*What you should do:* Count the lines in the entries below that contain the string "Target". Reply with that number alone.

========================================

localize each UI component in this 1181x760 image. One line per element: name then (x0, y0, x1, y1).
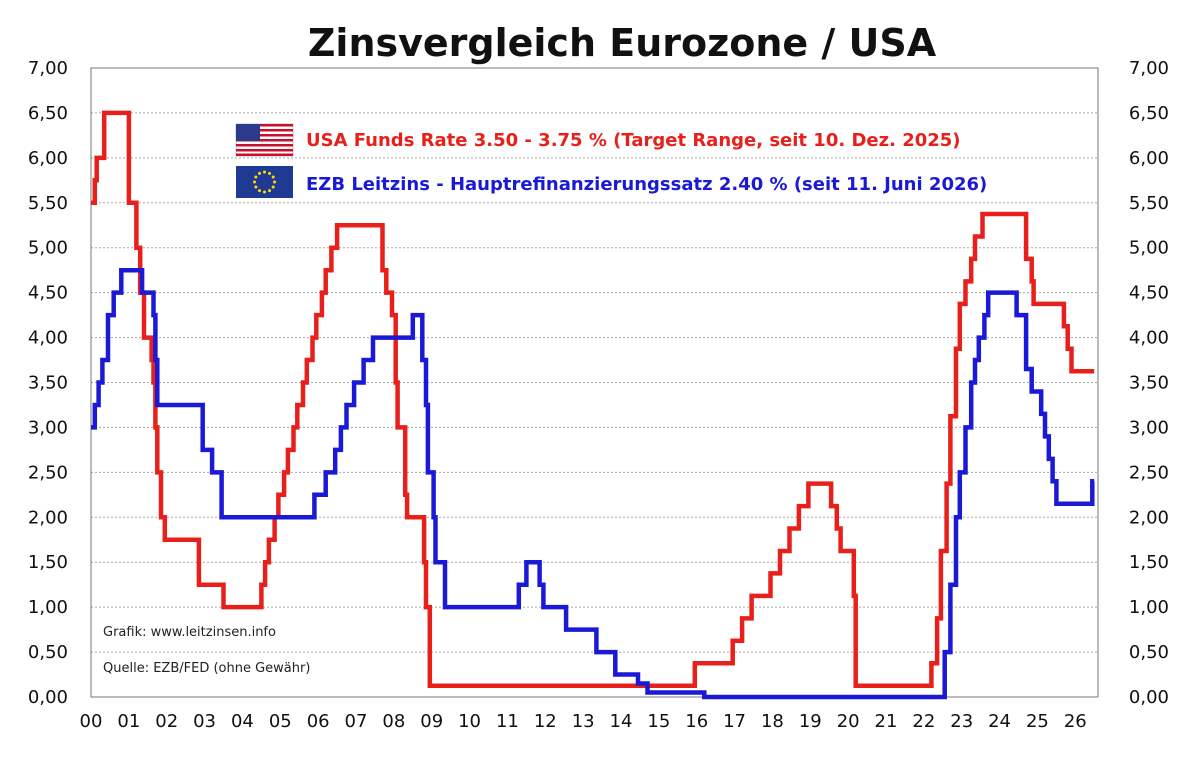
x-tick-label: 18 (761, 711, 784, 732)
y-tick-label-right: 7,00 (1129, 58, 1169, 79)
y-tick-label-right: 0,50 (1129, 642, 1169, 663)
x-tick-label: 24 (988, 711, 1011, 732)
y-tick-label-left: 6,50 (28, 103, 68, 124)
x-tick-label: 16 (685, 711, 708, 732)
y-tick-label-right: 0,00 (1129, 687, 1169, 708)
y-tick-label-right: 1,50 (1129, 552, 1169, 573)
x-tick-label: 05 (269, 711, 292, 732)
legend-entry-usa: USA Funds Rate 3.50 - 3.75 % (Target Ran… (306, 130, 961, 151)
y-tick-label-right: 6,00 (1129, 148, 1169, 169)
x-tick-label: 09 (420, 711, 443, 732)
x-tick-label: 04 (231, 711, 254, 732)
y-tick-label-left: 2,50 (28, 462, 68, 483)
eu-star (271, 185, 275, 189)
x-tick-label: 19 (799, 711, 822, 732)
x-tick-label: 08 (382, 711, 405, 732)
eu-star (253, 180, 256, 184)
eu-star (258, 189, 261, 193)
y-tick-label-right: 4,00 (1129, 328, 1169, 349)
x-tick-label: 00 (80, 711, 103, 732)
y-tick-label-right: 3,00 (1129, 417, 1169, 438)
y-tick-label-left: 5,50 (28, 193, 68, 214)
x-tick-label: 17 (723, 711, 746, 732)
chart-title: Zinsvergleich Eurozone / USA (308, 21, 937, 65)
source-credit-graphic: Grafik: www.leitzinsen.info (103, 625, 276, 640)
x-tick-label: 03 (193, 711, 216, 732)
y-axis-left: 0,00 0,50 1,00 1,50 2,00 2,50 3,00 3,50 4,00 4,50… (28, 58, 68, 708)
x-tick-label: 13 (572, 711, 595, 732)
y-tick-label-left: 1,50 (28, 552, 68, 573)
x-tick-label: 11 (496, 711, 519, 732)
y-tick-label-left: 4,50 (28, 283, 68, 304)
y-tick-label-right: 5,00 (1129, 238, 1169, 259)
y-tick-label-right: 6,50 (1129, 103, 1169, 124)
legend: USA Funds Rate 3.50 - 3.75 % (Target Ran… (235, 123, 987, 198)
y-tick-label-left: 5,00 (28, 238, 68, 259)
series-line-ezb (91, 267, 1095, 700)
x-tick-label: 14 (610, 711, 633, 732)
x-tick-label: 22 (912, 711, 935, 732)
gridlines (90, 67, 1099, 698)
eu-star (271, 175, 275, 179)
y-tick-label-left: 7,00 (28, 58, 68, 79)
us-flag-icon (235, 123, 294, 157)
y-tick-label-right: 3,50 (1129, 373, 1169, 394)
x-tick-label: 07 (345, 711, 368, 732)
y-tick-label-left: 3,50 (28, 373, 68, 394)
x-tick-label: 26 (1064, 711, 1087, 732)
x-tick-label: 25 (1026, 711, 1049, 732)
y-tick-label-right: 2,00 (1129, 507, 1169, 528)
x-axis: 00 01 02 03 04 05 06 07 08 09 10 11 12 13 14 15 16 17 18 19… (80, 711, 1087, 732)
y-tick-label-right: 5,50 (1129, 193, 1169, 214)
eu-star (258, 171, 261, 175)
y-tick-label-right: 4,50 (1129, 283, 1169, 304)
eu-star (254, 175, 258, 179)
y-tick-label-left: 3,00 (28, 417, 68, 438)
y-tick-label-left: 1,00 (28, 597, 68, 618)
x-tick-label: 20 (837, 711, 860, 732)
eu-star (263, 170, 266, 174)
eu-star (263, 190, 266, 194)
plot-frame (90, 67, 1099, 698)
source-credit-data: Quelle: EZB/FED (ohne Gewähr) (103, 661, 310, 676)
series-lines (91, 110, 1095, 700)
x-tick-label: 23 (950, 711, 973, 732)
x-tick-label: 02 (155, 711, 178, 732)
y-tick-label-left: 0,50 (28, 642, 68, 663)
series-line-usa (91, 110, 1095, 689)
x-tick-label: 10 (458, 711, 481, 732)
y-tick-label-right: 1,00 (1129, 597, 1169, 618)
eu-star (268, 189, 271, 193)
y-axis-right: 0,00 0,50 1,00 1,50 2,00 2,50 3,00 3,50 4,00 4,50… (1129, 58, 1169, 708)
y-tick-label-left: 6,00 (28, 148, 68, 169)
x-tick-label: 12 (534, 711, 557, 732)
legend-entry-ezb: EZB Leitzins - Hauptrefinanzierungssatz … (306, 174, 987, 195)
x-tick-label: 21 (875, 711, 898, 732)
y-tick-label-left: 4,00 (28, 328, 68, 349)
y-tick-label-left: 2,00 (28, 507, 68, 528)
y-tick-label-left: 0,00 (28, 687, 68, 708)
eu-flag-icon (236, 166, 293, 198)
eu-star (268, 171, 271, 175)
x-tick-label: 06 (307, 711, 330, 732)
y-tick-label-right: 2,50 (1129, 462, 1169, 483)
eu-star (273, 180, 276, 184)
x-tick-label: 15 (647, 711, 670, 732)
x-tick-label: 01 (117, 711, 140, 732)
eu-star (254, 185, 258, 189)
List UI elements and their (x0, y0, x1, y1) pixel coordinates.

========================================

*Completed exercise:* 2